• [WHAT IS BEING ASKED]:
Locate the string "resume" throughout the material and copy every line in which it occurs.

------------------------------------------------------------

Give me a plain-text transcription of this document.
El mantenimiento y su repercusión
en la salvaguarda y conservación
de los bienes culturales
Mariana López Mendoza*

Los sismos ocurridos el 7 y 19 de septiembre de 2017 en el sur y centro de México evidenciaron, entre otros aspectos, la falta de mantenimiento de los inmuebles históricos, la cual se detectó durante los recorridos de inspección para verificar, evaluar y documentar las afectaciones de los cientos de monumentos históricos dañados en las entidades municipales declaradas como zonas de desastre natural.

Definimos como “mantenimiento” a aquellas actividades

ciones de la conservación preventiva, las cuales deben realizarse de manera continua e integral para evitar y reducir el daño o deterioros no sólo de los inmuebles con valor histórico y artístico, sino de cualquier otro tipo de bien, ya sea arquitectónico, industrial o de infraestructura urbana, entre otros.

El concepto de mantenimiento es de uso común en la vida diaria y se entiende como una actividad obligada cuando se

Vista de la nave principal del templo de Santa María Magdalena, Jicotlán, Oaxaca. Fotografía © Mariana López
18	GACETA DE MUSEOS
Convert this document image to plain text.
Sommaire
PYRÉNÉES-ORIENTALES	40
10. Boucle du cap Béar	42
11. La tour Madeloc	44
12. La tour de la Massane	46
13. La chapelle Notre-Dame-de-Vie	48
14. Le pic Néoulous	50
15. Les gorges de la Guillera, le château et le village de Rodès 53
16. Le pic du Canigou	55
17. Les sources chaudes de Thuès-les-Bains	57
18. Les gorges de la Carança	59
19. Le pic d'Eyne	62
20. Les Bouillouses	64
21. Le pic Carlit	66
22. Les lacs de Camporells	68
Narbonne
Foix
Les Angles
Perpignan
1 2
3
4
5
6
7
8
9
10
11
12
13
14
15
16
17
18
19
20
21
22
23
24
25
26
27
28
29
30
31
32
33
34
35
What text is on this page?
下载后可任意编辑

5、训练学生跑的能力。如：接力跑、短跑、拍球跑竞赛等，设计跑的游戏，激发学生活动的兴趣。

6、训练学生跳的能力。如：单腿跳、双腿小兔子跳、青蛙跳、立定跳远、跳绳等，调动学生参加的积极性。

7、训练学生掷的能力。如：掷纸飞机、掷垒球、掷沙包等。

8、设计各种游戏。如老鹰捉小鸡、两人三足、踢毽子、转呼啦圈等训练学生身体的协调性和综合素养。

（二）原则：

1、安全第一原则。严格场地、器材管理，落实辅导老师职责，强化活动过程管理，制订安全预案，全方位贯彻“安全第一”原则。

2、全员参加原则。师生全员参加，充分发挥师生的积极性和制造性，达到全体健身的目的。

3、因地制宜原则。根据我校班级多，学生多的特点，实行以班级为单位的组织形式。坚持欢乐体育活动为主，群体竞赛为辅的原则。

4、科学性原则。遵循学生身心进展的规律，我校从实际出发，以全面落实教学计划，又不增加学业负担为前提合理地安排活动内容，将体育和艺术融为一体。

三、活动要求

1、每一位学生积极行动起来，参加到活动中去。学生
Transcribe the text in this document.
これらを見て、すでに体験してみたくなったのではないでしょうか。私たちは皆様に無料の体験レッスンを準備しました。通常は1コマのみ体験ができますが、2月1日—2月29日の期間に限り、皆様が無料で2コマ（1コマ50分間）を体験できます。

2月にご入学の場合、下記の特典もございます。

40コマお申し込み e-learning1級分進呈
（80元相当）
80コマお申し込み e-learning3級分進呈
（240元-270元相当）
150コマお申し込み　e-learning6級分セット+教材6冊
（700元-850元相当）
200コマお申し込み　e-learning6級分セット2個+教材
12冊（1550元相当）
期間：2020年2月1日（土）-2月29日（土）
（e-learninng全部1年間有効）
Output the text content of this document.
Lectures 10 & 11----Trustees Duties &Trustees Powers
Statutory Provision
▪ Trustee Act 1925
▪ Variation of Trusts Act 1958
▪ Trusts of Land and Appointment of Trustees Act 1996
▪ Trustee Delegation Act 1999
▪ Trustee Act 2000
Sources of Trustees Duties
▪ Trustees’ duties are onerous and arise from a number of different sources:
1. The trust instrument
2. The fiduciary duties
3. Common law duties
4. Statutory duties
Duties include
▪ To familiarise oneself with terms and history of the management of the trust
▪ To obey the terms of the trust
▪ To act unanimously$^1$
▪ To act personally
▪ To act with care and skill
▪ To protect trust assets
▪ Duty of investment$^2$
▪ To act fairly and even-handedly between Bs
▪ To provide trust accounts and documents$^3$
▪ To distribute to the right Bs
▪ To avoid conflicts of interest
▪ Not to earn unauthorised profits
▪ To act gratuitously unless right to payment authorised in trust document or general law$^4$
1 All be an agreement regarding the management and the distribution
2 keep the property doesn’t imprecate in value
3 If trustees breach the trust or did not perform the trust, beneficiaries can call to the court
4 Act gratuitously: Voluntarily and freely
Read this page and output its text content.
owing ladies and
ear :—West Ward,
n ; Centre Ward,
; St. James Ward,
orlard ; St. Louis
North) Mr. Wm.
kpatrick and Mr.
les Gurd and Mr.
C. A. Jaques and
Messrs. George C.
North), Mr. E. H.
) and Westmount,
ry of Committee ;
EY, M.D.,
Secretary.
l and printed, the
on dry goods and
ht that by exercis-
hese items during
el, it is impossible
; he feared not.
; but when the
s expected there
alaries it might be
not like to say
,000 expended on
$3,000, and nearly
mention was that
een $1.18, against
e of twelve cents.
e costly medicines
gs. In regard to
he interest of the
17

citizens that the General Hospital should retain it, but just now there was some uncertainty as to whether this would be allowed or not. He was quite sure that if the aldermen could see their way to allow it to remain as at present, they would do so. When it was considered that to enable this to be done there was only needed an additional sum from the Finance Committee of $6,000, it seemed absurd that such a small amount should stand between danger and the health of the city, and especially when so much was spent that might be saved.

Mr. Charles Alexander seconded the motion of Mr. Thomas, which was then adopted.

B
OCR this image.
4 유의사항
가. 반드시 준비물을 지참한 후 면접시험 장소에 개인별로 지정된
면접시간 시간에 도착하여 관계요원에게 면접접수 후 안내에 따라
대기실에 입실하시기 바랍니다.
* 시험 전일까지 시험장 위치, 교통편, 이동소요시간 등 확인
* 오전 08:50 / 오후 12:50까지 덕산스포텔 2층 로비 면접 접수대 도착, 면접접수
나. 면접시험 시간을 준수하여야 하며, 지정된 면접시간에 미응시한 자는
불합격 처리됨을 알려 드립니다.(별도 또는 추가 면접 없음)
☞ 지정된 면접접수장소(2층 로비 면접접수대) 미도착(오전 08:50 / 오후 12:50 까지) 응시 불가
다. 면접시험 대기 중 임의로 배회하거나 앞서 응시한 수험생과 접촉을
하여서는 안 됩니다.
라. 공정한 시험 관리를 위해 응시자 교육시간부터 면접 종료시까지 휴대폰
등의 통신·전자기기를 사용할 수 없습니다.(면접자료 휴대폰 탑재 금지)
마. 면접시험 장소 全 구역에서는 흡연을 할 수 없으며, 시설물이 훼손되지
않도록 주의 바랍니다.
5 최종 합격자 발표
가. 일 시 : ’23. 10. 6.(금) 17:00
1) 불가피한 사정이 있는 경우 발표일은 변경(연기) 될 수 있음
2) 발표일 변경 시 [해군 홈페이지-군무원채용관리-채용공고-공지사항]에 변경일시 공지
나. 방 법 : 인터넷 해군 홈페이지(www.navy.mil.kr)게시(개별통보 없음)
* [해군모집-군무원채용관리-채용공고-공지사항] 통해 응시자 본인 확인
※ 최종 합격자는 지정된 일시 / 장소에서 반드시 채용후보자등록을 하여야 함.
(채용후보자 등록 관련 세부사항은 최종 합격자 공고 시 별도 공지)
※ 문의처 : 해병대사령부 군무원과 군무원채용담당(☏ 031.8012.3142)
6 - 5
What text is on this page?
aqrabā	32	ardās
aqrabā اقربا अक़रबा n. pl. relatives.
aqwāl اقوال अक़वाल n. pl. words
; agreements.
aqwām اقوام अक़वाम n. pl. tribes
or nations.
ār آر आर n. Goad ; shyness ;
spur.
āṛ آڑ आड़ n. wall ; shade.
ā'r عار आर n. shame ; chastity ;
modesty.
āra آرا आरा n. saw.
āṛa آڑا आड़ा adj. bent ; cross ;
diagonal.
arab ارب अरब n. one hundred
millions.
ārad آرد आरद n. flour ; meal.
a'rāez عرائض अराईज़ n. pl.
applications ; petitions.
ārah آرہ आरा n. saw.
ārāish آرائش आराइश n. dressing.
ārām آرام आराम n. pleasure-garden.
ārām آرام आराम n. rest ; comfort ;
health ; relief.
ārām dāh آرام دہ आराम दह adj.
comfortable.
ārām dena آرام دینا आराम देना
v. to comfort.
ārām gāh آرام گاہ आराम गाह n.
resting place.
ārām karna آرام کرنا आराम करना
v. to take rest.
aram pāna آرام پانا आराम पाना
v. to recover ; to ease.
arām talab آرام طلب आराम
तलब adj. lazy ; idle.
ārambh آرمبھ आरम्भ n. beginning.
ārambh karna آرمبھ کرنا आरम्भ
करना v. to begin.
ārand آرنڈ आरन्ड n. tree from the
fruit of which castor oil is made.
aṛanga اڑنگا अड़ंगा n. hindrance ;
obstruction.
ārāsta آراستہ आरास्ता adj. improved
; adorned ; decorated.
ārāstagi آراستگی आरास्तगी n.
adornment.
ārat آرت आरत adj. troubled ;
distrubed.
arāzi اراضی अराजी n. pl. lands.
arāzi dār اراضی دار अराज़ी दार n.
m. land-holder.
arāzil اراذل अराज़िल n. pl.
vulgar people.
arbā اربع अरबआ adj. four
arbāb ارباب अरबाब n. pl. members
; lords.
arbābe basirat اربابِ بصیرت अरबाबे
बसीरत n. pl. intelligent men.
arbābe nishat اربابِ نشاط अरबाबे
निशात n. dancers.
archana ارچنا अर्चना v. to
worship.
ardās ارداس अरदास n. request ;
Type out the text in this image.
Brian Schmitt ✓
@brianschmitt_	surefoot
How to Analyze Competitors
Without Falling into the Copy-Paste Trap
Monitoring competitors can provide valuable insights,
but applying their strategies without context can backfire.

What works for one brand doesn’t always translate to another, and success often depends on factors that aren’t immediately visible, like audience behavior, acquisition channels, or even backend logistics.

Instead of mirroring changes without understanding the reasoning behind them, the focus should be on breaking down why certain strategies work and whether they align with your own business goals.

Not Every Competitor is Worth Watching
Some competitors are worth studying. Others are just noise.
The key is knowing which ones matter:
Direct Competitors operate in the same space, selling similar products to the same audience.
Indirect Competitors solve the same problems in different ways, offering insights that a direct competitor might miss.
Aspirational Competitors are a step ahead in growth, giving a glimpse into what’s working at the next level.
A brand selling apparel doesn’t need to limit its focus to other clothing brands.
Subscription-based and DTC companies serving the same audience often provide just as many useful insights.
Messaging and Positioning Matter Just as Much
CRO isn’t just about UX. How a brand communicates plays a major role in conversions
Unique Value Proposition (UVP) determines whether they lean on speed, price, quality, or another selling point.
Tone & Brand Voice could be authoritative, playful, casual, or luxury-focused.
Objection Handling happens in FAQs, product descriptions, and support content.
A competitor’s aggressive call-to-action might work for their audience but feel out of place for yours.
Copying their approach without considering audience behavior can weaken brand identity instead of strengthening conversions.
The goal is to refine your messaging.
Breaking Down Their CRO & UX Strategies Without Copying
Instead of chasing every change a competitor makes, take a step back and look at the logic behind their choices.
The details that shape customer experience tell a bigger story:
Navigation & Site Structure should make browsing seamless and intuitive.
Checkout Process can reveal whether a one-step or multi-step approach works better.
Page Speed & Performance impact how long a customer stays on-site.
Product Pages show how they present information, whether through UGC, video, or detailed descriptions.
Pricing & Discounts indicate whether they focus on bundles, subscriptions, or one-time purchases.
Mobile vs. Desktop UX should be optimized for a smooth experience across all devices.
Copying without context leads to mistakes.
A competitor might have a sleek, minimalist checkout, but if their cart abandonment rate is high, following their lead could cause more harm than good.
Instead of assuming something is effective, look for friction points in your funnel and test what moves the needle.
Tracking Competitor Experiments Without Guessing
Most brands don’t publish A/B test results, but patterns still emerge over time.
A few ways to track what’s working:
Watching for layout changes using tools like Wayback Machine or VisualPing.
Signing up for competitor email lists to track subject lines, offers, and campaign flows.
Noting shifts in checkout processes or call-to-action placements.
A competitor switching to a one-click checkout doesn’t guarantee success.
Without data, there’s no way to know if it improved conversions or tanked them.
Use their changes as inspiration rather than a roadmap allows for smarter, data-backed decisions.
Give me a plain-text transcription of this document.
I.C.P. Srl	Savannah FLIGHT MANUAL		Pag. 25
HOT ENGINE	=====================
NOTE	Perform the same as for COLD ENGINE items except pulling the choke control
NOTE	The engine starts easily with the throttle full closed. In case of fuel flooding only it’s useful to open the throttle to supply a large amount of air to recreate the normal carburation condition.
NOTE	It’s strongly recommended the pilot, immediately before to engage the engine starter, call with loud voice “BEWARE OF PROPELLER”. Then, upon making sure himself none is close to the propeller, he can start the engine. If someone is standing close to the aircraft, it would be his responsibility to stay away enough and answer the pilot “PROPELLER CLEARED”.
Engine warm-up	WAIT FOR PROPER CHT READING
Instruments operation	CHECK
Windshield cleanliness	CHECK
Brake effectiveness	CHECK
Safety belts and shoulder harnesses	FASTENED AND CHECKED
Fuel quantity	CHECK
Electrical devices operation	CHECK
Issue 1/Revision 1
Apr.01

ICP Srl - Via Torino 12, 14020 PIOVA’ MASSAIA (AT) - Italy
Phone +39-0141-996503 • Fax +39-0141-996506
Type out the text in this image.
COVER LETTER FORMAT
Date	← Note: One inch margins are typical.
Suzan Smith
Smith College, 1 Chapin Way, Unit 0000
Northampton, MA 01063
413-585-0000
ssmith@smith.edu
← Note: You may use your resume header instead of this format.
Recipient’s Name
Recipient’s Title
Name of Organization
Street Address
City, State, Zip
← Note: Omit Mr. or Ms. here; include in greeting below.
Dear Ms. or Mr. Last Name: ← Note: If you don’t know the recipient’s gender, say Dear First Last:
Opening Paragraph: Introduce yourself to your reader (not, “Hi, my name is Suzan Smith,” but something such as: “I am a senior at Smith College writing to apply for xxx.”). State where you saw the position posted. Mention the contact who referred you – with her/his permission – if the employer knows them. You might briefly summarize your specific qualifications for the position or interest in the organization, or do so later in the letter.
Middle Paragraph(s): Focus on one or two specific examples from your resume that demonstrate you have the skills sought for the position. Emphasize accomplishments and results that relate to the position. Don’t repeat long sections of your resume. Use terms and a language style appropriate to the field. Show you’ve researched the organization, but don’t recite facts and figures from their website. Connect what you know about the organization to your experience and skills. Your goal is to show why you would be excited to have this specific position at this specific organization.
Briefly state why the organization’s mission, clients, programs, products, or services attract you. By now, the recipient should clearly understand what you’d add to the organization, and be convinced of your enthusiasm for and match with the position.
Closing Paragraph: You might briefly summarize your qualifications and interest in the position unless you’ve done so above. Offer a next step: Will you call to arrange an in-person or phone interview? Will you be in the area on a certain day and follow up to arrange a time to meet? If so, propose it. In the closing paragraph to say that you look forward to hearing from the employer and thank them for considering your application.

------------------------------------------------------------

• [COMPLETE OUTPUT]:
← Note: You may use your resume header instead of this format.
Middle Paragraph(s): Focus on one or two specific examples from your resume that demonstrate you have the skills sought for the position. Emphasize accomplishments and results that relate to the position. Don’t repeat long sections of your resume. Use terms and a language style appropriate to the field. Show you’ve researched the organization, but don’t recite facts and figures from their website. Connect what you know about the organization to your experience and skills. Your goal is to show why you would be excited to have this specific position at this specific organization.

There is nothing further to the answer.